(Stated problem): Write out each entry again. Keep every word exactly as it is.

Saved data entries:
....

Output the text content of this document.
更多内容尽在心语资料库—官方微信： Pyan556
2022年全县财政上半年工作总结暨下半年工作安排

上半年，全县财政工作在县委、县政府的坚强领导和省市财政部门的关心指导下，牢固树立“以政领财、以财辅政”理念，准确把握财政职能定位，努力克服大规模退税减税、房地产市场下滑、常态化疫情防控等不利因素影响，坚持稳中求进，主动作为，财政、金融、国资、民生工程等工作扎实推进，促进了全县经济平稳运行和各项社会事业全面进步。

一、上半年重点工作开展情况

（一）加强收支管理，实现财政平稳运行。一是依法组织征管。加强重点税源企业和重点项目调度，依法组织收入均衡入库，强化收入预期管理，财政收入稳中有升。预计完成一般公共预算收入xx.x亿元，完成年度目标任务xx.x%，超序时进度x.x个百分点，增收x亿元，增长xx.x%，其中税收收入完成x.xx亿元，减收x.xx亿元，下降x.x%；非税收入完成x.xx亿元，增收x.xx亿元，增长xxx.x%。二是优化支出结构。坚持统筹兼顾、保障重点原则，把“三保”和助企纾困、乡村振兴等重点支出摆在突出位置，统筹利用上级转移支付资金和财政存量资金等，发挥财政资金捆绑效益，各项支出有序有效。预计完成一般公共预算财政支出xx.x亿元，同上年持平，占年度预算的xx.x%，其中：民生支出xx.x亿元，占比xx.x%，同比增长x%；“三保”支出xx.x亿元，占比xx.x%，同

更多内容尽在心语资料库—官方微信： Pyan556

....

(Finished exercise):
Output the text content of this document.
更多内容尽在心语资料库—官方微信： Pyan556
2022年全县财政上半年工作总结暨下半年工作安排

上半年，全县财政工作在县委、县政府的坚强领导和省市财政部门的关心指导下，牢固树立“以政领财、以财辅政”理念，准确把握财政职能定位，努力克服大规模退税减税、房地产市场下滑、常态化疫情防控等不利因素影响，坚持稳中求进，主动作为，财政、金融、国资、民生工程等工作扎实推进，促进了全县经济平稳运行和各项社会事业全面进步。

一、上半年重点工作开展情况

（一）加强收支管理，实现财政平稳运行。一是依法组织征管。加强重点税源企业和重点项目调度，依法组织收入均衡入库，强化收入预期管理，财政收入稳中有升。预计完成一般公共预算收入xx.x亿元，完成年度目标任务xx.x%，超序时进度x.x个百分点，增收x亿元，增长xx.x%，其中税收收入完成x.xx亿元，减收x.xx亿元，下降x.x%；非税收入完成x.xx亿元，增收x.xx亿元，增长xxx.x%。二是优化支出结构。坚持统筹兼顾、保障重点原则，把“三保”和助企纾困、乡村振兴等重点支出摆在突出位置，统筹利用上级转移支付资金和财政存量资金等，发挥财政资金捆绑效益，各项支出有序有效。预计完成一般公共预算财政支出xx.x亿元，同上年持平，占年度预算的xx.x%，其中：民生支出xx.x亿元，占比xx.x%，同比增长x%；“三保”支出xx.x亿元，占比xx.x%，同

更多内容尽在心语资料库—官方微信： Pyan556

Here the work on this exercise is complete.